Your objective: Collect each line of the records containing the string "Side".

(Saved data entries)
────────

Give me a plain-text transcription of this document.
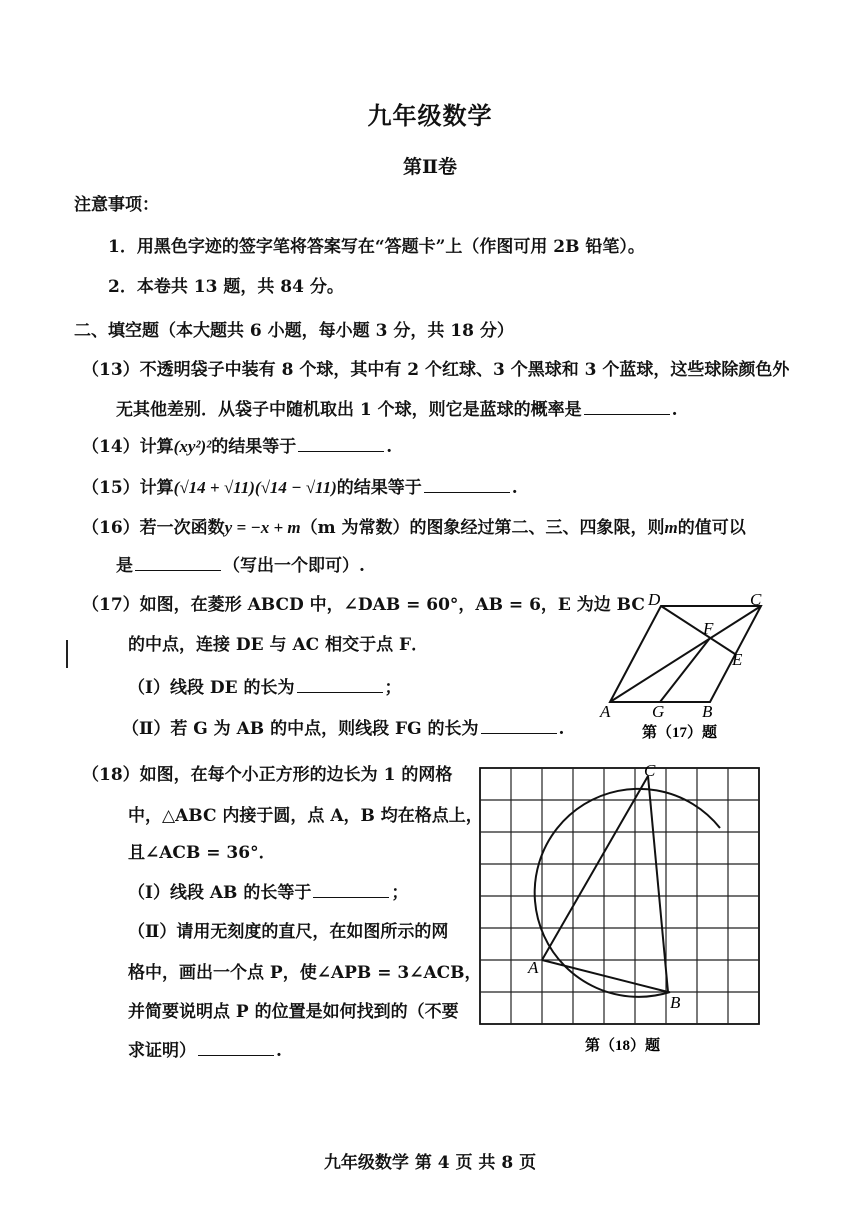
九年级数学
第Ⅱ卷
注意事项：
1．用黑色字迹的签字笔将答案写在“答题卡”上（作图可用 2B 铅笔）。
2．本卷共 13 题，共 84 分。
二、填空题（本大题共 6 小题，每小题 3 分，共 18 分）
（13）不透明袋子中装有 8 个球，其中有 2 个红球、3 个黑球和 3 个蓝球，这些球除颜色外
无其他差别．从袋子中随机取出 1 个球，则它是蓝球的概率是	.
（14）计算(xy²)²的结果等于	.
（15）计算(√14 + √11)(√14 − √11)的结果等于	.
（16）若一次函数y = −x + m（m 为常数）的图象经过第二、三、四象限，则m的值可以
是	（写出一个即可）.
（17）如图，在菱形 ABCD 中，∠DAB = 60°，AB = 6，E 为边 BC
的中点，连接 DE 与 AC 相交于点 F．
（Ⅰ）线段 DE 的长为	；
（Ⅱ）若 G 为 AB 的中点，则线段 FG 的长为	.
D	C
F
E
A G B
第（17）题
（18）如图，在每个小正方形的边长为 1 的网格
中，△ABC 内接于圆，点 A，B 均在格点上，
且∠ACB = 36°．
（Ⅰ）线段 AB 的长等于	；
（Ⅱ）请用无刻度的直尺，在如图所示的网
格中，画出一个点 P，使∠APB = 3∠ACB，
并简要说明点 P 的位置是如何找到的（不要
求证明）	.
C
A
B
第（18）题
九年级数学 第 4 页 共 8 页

────────

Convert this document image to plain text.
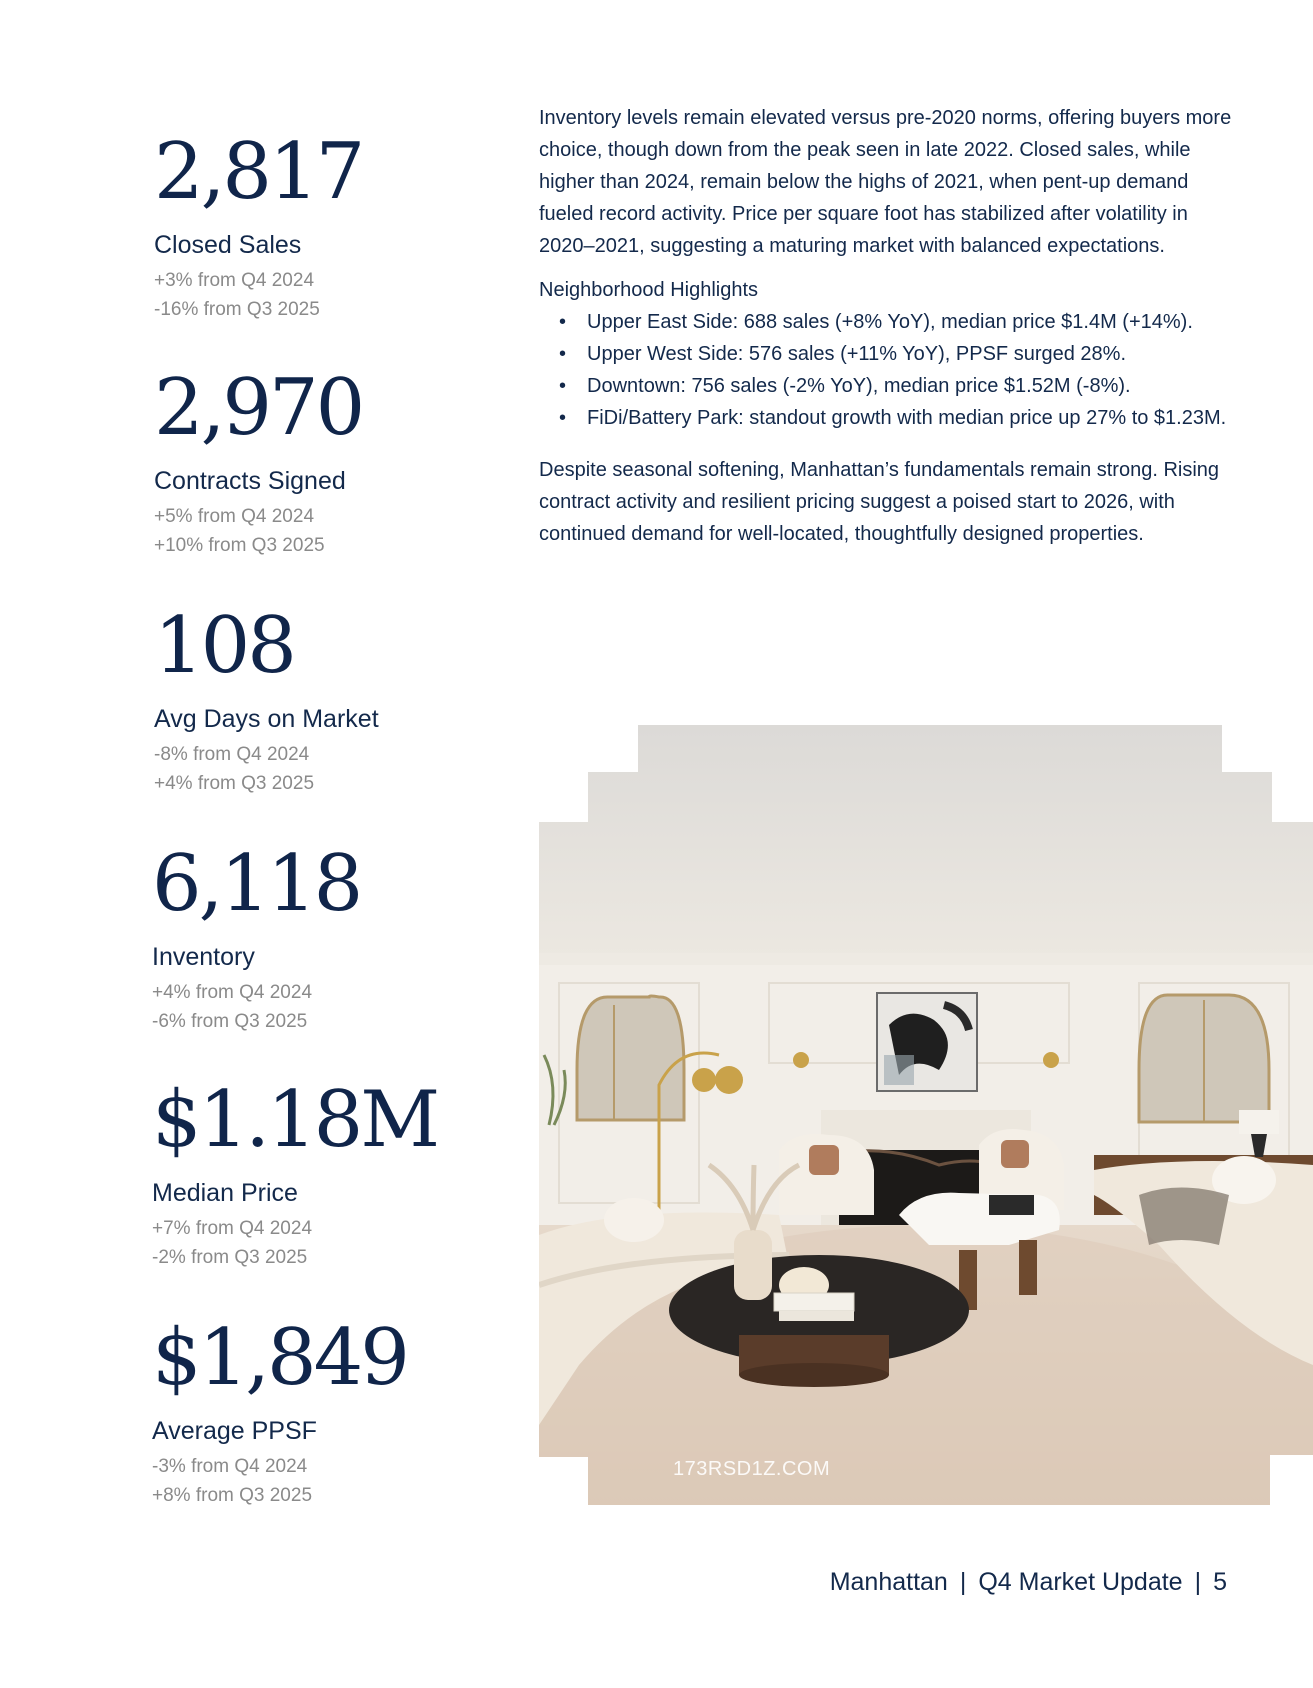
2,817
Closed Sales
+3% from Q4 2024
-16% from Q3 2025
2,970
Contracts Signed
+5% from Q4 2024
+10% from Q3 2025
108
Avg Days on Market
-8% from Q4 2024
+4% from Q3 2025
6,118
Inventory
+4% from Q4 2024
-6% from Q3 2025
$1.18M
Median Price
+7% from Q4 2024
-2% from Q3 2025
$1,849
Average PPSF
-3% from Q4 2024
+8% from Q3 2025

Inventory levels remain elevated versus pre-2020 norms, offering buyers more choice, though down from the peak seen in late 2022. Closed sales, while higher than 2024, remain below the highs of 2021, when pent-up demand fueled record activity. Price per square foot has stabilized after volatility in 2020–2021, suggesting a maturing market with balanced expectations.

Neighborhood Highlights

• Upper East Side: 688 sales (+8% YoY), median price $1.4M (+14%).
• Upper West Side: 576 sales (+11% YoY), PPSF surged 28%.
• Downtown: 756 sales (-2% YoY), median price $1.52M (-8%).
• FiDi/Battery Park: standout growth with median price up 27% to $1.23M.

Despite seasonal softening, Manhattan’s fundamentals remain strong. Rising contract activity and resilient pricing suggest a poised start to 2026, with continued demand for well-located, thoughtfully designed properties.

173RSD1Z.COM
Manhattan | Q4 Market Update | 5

────────

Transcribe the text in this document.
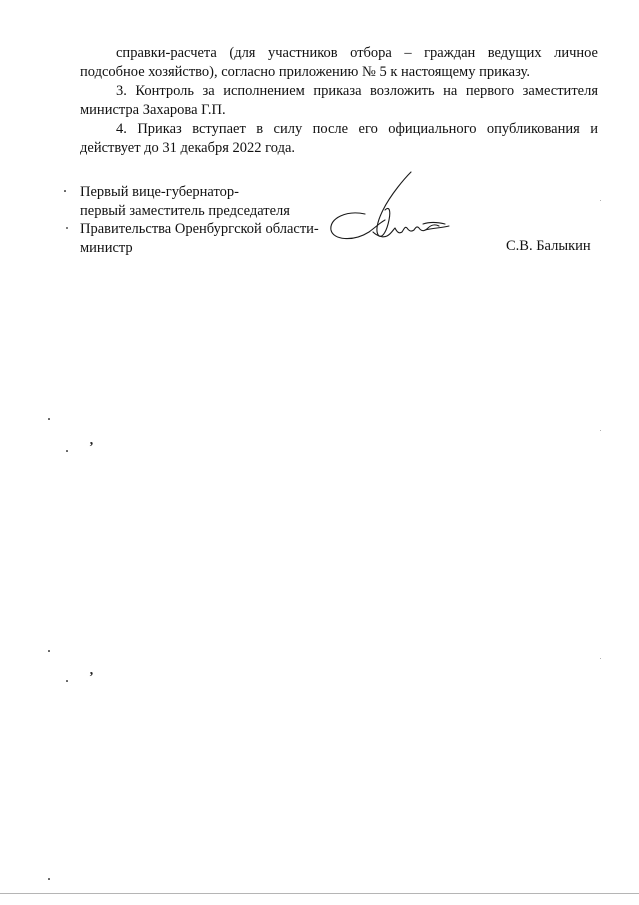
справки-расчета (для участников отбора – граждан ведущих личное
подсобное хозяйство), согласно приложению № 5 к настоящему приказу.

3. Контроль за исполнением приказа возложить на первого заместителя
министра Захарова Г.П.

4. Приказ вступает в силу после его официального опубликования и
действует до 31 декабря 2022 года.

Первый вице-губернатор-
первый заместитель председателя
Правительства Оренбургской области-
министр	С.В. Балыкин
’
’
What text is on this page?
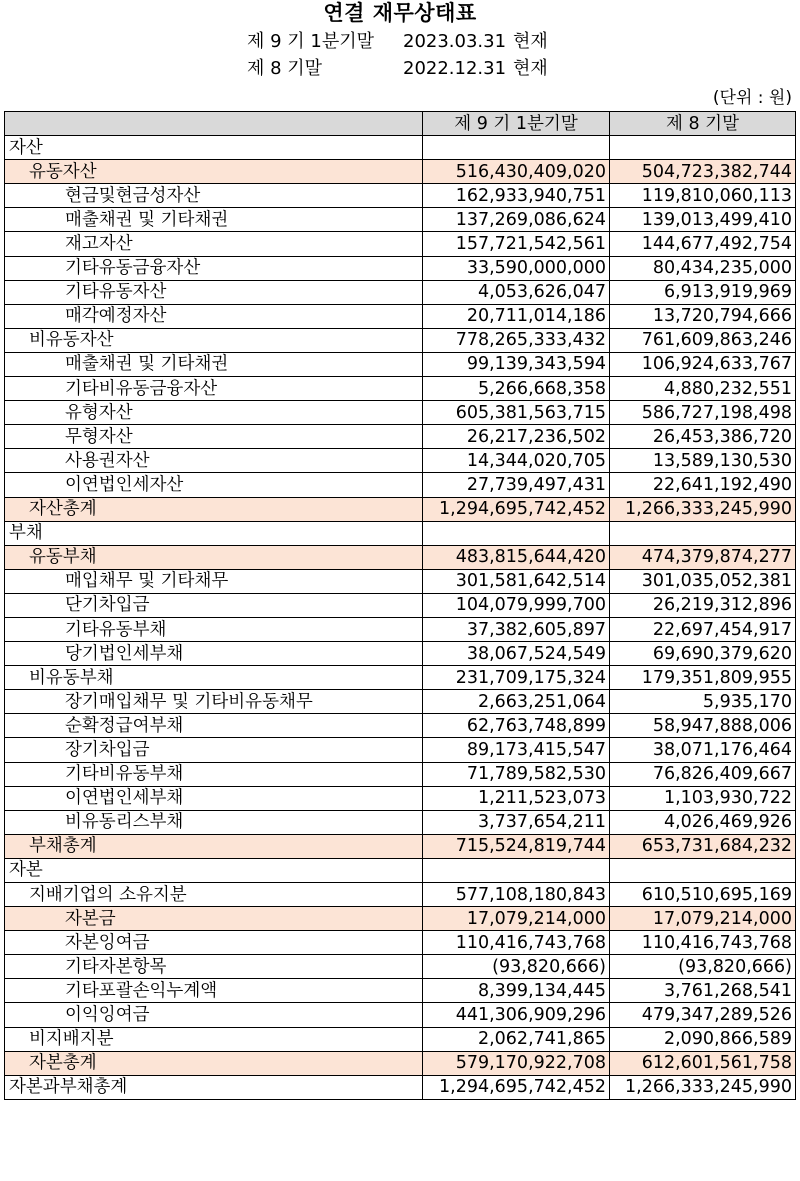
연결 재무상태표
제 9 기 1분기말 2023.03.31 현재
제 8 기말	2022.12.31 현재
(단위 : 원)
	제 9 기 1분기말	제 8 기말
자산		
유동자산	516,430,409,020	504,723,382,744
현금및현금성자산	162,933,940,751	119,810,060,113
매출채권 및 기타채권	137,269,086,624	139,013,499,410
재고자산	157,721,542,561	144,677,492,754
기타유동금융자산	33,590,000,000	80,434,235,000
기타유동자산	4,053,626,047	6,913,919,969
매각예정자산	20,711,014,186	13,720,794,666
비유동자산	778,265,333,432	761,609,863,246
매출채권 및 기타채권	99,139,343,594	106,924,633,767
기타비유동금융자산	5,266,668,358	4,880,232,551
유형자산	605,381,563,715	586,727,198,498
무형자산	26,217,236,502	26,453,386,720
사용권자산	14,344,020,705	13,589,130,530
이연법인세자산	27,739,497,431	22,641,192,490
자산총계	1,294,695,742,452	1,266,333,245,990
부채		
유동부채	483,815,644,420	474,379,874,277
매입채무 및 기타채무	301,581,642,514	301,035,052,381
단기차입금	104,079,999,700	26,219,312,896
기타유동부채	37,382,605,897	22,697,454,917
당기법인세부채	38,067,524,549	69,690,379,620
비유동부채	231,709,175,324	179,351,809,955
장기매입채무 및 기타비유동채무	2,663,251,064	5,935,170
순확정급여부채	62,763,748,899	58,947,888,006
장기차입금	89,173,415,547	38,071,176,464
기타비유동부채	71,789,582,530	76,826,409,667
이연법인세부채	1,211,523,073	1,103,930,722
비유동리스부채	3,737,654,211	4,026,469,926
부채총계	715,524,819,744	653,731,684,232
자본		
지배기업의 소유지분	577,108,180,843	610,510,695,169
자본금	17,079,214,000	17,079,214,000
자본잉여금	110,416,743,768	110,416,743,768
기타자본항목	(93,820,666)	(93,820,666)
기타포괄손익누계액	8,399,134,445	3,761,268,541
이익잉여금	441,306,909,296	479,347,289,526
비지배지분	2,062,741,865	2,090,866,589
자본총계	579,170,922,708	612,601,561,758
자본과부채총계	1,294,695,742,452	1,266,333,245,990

────────

Reply to the task:
• Upper East Side: 688 sales (+8% YoY), median price $1.4M (+14%).
• Upper West Side: 576 sales (+11% YoY), PPSF surged 28%.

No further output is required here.